Data records
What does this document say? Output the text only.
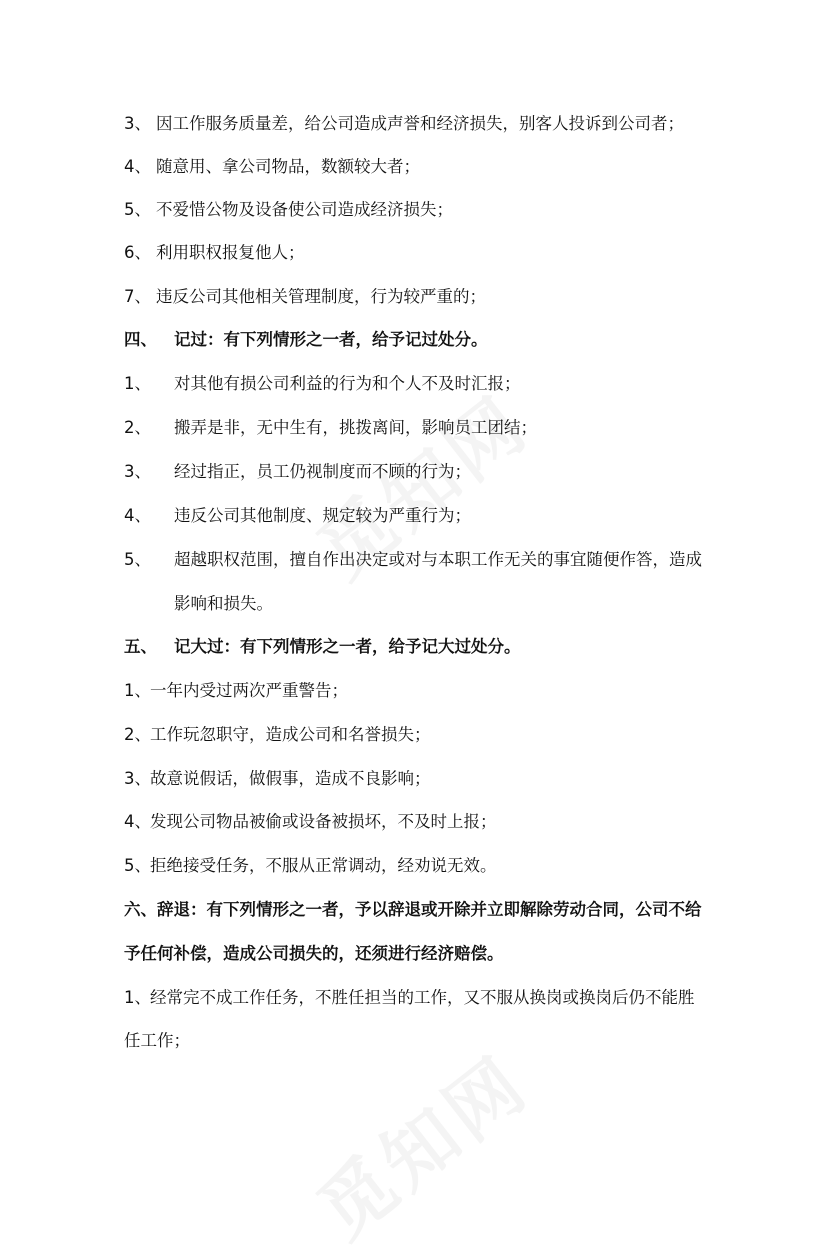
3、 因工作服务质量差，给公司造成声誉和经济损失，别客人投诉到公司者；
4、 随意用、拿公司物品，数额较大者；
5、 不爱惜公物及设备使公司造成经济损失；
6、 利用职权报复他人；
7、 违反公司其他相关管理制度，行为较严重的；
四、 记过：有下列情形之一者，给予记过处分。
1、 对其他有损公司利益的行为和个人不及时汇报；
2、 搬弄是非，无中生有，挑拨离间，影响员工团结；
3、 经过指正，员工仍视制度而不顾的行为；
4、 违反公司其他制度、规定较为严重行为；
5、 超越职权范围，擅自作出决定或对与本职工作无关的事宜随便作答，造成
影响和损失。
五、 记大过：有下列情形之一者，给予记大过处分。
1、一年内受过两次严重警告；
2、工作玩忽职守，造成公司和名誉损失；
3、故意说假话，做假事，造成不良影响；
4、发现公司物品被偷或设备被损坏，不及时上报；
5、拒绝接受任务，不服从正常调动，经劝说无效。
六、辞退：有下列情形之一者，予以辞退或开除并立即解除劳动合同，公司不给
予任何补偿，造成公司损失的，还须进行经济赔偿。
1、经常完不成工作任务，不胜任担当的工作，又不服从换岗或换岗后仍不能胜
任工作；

* * *

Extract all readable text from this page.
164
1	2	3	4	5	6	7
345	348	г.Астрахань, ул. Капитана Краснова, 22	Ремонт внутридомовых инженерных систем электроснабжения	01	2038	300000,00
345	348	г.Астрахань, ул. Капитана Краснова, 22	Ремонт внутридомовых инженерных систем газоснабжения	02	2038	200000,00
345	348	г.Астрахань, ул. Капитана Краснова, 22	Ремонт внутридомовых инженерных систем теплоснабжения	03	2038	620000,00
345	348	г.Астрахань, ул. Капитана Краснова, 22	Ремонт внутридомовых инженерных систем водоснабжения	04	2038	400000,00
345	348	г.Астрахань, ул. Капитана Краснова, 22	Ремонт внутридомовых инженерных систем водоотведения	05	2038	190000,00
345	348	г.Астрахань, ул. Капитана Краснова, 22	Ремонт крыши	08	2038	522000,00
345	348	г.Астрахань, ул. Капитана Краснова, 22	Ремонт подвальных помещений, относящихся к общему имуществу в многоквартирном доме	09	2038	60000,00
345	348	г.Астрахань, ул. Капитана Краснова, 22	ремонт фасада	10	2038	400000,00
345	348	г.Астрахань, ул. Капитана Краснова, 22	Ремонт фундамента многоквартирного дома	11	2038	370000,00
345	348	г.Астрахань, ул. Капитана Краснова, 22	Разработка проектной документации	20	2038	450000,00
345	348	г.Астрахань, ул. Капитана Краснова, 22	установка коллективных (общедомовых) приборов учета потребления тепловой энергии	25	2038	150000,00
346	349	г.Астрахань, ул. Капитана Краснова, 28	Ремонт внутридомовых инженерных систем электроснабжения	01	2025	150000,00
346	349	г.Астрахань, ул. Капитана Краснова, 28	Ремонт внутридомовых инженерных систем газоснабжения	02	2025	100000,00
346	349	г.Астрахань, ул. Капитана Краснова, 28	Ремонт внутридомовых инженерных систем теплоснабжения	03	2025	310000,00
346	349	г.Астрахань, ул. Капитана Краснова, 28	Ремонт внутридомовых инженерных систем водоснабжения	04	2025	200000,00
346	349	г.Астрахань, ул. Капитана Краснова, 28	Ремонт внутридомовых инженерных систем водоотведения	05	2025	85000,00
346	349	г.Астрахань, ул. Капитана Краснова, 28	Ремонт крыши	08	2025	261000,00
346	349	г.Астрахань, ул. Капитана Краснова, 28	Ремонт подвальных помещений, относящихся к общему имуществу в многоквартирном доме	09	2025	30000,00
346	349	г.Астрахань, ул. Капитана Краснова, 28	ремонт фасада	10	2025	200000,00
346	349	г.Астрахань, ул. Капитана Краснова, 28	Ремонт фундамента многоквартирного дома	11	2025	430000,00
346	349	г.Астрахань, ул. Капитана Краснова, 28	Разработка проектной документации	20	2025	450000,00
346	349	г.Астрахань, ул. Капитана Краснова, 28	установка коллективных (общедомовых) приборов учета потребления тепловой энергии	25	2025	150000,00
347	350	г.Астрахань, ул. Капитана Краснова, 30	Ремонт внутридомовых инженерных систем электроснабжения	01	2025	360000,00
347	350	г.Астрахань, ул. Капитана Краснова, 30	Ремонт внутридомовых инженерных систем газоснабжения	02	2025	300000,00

GIVEN REQUEST — Which lines of the material contain the string "теплоснабжения"? List each of them.

REPLY TO THE EXERCISE —
345	348	г.Астрахань, ул. Капитана Краснова, 22	Ремонт внутридомовых инженерных систем теплоснабжения	03	2038	620000,00
346	349	г.Астрахань, ул. Капитана Краснова, 28	Ремонт внутридомовых инженерных систем теплоснабжения	03	2025	310000,00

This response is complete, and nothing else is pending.